## START
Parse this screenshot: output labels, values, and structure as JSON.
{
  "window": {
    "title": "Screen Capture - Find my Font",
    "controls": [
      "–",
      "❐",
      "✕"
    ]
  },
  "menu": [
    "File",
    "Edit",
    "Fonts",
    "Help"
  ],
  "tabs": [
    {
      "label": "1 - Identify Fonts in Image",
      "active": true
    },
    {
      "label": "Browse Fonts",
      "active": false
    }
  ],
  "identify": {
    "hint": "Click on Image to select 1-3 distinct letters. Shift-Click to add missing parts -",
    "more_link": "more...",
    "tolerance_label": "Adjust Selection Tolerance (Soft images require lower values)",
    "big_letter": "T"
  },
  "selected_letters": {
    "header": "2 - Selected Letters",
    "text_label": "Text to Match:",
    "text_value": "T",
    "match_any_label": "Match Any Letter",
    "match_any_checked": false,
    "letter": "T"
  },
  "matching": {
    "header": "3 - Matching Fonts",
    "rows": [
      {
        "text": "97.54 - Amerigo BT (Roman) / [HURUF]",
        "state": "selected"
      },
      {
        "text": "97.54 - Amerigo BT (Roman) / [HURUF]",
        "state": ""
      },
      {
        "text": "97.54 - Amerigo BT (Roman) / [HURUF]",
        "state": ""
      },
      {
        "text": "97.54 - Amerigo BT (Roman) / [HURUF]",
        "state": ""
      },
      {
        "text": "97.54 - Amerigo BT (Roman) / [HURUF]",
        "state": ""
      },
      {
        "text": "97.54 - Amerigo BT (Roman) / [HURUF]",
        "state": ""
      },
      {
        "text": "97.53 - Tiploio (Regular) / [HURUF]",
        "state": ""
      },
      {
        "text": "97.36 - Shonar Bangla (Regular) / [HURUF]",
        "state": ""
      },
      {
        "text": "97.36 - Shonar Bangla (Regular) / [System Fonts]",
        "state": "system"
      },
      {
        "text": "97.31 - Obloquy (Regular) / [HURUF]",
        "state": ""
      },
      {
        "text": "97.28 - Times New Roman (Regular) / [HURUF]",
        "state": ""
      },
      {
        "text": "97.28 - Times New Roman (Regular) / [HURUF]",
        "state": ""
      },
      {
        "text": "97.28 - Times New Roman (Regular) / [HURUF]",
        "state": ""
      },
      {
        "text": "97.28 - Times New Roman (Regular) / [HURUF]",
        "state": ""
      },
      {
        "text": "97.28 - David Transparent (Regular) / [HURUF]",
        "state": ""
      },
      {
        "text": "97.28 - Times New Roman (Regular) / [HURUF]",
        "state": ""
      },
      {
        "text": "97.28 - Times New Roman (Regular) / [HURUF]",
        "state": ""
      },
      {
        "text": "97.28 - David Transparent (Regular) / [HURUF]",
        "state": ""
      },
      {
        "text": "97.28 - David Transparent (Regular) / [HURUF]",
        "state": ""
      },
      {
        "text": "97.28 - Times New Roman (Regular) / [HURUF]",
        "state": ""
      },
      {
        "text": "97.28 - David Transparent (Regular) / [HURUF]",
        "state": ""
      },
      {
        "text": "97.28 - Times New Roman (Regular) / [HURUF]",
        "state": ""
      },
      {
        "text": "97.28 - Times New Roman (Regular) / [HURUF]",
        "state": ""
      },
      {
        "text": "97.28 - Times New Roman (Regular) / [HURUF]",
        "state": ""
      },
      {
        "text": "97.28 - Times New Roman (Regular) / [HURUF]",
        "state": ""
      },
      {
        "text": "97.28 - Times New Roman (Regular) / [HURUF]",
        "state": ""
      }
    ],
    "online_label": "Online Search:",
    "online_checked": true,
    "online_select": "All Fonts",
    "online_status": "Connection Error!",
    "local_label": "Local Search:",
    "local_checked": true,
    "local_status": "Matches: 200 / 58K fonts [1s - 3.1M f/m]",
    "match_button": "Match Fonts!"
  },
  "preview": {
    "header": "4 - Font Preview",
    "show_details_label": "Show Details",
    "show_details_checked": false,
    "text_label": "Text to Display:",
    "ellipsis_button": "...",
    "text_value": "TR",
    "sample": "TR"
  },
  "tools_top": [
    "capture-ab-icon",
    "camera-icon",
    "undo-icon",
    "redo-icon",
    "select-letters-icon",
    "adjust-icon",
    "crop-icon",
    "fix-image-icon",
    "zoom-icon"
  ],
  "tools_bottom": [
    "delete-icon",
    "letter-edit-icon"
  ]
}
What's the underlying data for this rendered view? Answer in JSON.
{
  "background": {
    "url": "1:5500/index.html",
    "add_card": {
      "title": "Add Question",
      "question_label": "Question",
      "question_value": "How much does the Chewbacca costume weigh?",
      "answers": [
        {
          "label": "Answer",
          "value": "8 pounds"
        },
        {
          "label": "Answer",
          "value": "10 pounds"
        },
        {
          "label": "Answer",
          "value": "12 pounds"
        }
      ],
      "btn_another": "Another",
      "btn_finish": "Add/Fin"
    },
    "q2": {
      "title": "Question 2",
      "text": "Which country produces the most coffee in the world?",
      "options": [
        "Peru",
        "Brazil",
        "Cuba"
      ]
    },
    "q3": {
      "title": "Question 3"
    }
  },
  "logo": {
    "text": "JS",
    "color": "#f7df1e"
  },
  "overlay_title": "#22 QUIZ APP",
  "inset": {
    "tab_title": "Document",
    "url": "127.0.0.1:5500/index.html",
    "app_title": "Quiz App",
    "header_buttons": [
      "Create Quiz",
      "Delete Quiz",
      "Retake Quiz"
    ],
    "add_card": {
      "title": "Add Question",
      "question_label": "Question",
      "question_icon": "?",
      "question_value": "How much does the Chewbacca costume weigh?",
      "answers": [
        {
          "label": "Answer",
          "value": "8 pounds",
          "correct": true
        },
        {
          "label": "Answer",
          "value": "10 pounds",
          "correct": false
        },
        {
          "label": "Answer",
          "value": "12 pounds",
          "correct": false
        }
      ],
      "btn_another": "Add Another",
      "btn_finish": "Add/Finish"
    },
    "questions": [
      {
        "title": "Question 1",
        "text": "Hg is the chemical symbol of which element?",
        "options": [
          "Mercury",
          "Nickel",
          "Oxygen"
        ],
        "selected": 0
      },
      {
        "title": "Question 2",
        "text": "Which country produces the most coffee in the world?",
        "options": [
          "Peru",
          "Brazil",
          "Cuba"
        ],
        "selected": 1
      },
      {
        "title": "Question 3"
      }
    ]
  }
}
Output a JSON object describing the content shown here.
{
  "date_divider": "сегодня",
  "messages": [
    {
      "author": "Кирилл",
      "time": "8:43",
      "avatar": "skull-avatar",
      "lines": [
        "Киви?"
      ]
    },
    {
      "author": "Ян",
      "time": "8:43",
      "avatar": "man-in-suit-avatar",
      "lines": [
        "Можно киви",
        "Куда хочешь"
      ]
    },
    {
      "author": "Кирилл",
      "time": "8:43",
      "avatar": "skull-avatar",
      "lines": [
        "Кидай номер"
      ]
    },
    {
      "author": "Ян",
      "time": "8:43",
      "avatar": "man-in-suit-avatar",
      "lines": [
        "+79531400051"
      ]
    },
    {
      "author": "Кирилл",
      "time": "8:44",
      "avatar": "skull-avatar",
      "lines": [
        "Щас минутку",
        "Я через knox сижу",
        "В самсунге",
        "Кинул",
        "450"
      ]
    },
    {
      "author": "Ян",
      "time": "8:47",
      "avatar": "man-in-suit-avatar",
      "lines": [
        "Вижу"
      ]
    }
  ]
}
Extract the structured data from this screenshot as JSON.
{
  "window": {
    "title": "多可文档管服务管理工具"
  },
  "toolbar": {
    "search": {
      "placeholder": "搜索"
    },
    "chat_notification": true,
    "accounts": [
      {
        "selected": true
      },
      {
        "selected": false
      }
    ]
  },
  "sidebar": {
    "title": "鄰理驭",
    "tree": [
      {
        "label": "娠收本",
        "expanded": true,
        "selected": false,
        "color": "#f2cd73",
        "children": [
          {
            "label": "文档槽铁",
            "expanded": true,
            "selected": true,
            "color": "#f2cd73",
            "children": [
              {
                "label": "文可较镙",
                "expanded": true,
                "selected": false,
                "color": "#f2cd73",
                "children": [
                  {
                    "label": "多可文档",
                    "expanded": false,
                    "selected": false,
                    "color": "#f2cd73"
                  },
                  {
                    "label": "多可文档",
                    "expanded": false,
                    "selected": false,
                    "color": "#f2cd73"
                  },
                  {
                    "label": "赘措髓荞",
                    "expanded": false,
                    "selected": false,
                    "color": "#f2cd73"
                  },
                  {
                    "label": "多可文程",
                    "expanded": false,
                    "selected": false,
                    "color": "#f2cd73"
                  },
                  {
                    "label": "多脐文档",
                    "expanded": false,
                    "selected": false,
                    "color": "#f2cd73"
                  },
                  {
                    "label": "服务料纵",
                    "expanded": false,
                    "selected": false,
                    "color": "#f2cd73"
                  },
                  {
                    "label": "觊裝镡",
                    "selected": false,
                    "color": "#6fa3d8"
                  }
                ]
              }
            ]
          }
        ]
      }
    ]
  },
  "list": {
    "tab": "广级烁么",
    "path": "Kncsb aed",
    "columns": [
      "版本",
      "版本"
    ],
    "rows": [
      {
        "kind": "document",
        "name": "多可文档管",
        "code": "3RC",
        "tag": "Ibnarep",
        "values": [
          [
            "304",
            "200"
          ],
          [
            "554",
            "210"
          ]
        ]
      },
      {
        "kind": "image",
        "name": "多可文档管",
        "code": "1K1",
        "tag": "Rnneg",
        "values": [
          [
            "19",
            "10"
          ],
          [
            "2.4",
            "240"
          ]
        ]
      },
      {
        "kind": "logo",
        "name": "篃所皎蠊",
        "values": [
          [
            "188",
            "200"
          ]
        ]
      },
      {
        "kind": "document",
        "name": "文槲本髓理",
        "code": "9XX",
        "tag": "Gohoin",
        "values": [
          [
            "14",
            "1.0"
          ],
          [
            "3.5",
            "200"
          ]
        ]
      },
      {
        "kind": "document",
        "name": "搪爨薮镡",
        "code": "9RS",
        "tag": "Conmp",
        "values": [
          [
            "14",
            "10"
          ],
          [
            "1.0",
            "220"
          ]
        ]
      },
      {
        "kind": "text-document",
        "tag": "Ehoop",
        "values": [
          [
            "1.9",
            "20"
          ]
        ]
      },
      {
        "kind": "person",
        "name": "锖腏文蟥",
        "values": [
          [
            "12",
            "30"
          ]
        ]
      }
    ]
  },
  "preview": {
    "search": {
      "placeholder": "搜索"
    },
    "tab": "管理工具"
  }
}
## END
▶ **Task statement**: Take each line of the material that contains the word "coffee" and list it.

▶ **Finished exercise**:
      "text": "Which country produces the most coffee in the world?",
        "text": "Which country produces the most coffee in the world?",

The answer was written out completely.